> [PROBLEM DESCRIPTION]
Write out the entries below once more, exactly.

> [DATA SECTION]

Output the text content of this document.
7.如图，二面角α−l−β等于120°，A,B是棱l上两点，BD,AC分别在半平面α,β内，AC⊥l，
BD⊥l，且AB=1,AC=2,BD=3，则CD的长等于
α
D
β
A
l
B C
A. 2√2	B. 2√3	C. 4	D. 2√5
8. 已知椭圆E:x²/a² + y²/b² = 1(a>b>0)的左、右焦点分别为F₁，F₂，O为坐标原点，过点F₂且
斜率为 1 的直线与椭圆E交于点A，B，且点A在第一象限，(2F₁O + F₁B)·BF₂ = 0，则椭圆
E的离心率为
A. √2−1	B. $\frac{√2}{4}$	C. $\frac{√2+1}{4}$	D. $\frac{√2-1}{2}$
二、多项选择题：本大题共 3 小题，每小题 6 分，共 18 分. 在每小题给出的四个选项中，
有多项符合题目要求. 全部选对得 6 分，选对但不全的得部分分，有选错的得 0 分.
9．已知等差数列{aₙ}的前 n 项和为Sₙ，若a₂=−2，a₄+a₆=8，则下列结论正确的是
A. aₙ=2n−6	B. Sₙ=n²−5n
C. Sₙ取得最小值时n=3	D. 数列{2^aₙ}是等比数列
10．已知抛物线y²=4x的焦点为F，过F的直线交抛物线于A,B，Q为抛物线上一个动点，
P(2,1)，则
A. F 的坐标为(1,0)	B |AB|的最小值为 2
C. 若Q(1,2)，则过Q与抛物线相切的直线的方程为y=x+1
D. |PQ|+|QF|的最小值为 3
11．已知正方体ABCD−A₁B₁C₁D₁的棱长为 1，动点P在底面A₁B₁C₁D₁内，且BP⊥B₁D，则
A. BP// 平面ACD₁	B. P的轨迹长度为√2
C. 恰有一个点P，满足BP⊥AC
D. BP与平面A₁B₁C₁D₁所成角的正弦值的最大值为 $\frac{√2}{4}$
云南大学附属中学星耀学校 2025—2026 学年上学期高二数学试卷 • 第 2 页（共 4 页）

> [ANSWER TO THE EXERCISE]
Output the text content of this document.
7.如图，二面角α−l−β等于120°，A,B是棱l上两点，BD,AC分别在半平面α,β内，AC⊥l，
BD⊥l，且AB=1,AC=2,BD=3，则CD的长等于
α
D
β
A
l
B C
A. 2√2	B. 2√3	C. 4	D. 2√5
8. 已知椭圆E:x²/a² + y²/b² = 1(a>b>0)的左、右焦点分别为F₁，F₂，O为坐标原点，过点F₂且
斜率为 1 的直线与椭圆E交于点A，B，且点A在第一象限，(2F₁O + F₁B)·BF₂ = 0，则椭圆
E的离心率为
A. √2−1	B. $\frac{√2}{4}$	C. $\frac{√2+1}{4}$	D. $\frac{√2-1}{2}$
二、多项选择题：本大题共 3 小题，每小题 6 分，共 18 分. 在每小题给出的四个选项中，
有多项符合题目要求. 全部选对得 6 分，选对但不全的得部分分，有选错的得 0 分.
9．已知等差数列{aₙ}的前 n 项和为Sₙ，若a₂=−2，a₄+a₆=8，则下列结论正确的是
A. aₙ=2n−6	B. Sₙ=n²−5n
C. Sₙ取得最小值时n=3	D. 数列{2^aₙ}是等比数列
10．已知抛物线y²=4x的焦点为F，过F的直线交抛物线于A,B，Q为抛物线上一个动点，
P(2,1)，则
A. F 的坐标为(1,0)	B |AB|的最小值为 2
C. 若Q(1,2)，则过Q与抛物线相切的直线的方程为y=x+1
D. |PQ|+|QF|的最小值为 3
11．已知正方体ABCD−A₁B₁C₁D₁的棱长为 1，动点P在底面A₁B₁C₁D₁内，且BP⊥B₁D，则
A. BP// 平面ACD₁	B. P的轨迹长度为√2
C. 恰有一个点P，满足BP⊥AC
D. BP与平面A₁B₁C₁D₁所成角的正弦值的最大值为 $\frac{√2}{4}$
云南大学附属中学星耀学校 2025—2026 学年上学期高二数学试卷 • 第 2 页（共 4 页）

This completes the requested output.